# [Goal]
Skip the pictures. Repeat everything else in the records word for word.

● ● ●

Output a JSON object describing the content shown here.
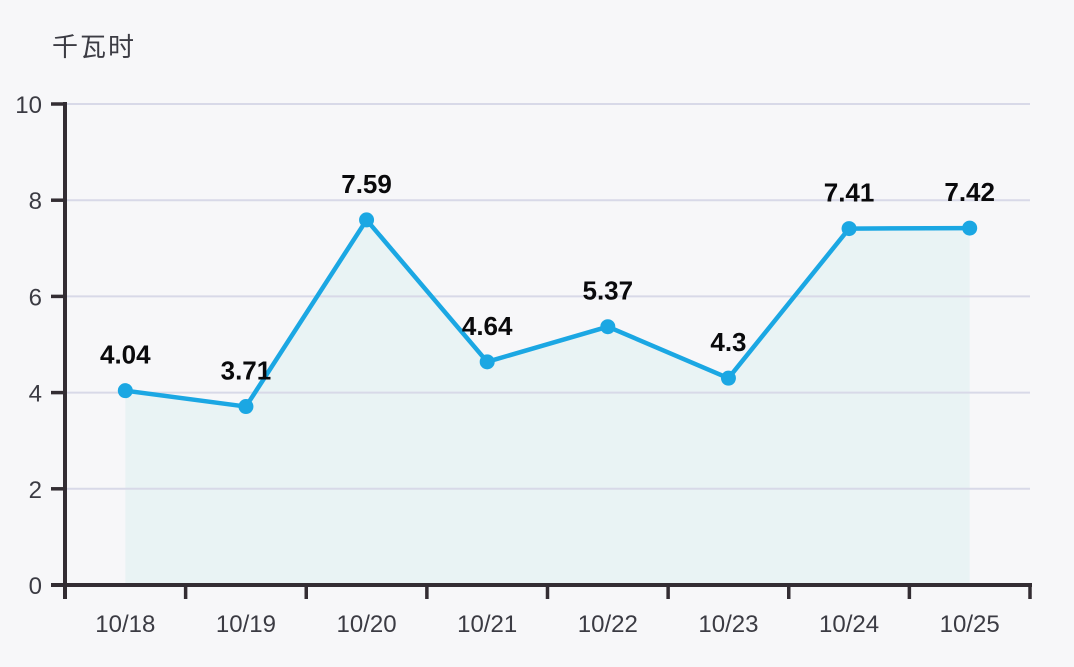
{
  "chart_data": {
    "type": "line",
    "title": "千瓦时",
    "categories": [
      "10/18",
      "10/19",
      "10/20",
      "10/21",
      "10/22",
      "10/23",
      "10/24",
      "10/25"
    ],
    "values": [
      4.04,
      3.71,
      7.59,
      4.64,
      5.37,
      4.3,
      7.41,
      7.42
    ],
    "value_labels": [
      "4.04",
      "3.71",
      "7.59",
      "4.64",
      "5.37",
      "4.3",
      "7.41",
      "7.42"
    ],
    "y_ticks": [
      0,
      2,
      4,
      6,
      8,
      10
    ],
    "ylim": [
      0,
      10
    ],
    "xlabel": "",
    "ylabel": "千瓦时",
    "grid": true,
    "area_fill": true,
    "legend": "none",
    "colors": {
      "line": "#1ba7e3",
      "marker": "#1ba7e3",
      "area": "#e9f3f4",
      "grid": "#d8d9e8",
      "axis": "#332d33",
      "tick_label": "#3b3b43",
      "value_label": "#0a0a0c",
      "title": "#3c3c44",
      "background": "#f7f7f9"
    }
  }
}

● ● ●

# [Answer to the problem]
Output a JSON object describing the content shown here.
{
  "chart_data": {
    "type": "line",
    "title": "千瓦时",
    "categories": [
      "10/18",
      "10/19",
      "10/20",
      "10/21",
      "10/22",
      "10/23",
      "10/24",
      "10/25"
    ],
    "values": [
      4.04,
      3.71,
      7.59,
      4.64,
      5.37,
      4.3,
      7.41,
      7.42
    ],
    "value_labels": [
      "4.04",
      "3.71",
      "7.59",
      "4.64",
      "5.37",
      "4.3",
      "7.41",
      "7.42"
    ],
    "y_ticks": [
      0,
      2,
      4,
      6,
      8,
      10
    ],
    "ylim": [
      0,
      10
    ],
    "xlabel": "",
    "ylabel": "千瓦时",
    "grid": true,
    "area_fill": true,
    "legend": "none",
    "colors": {
      "line": "#1ba7e3",
      "marker": "#1ba7e3",
      "area": "#e9f3f4",
      "grid": "#d8d9e8",
      "axis": "#332d33",
      "tick_label": "#3b3b43",
      "value_label": "#0a0a0c",
      "title": "#3c3c44",
      "background": "#f7f7f9"
    }
  }
}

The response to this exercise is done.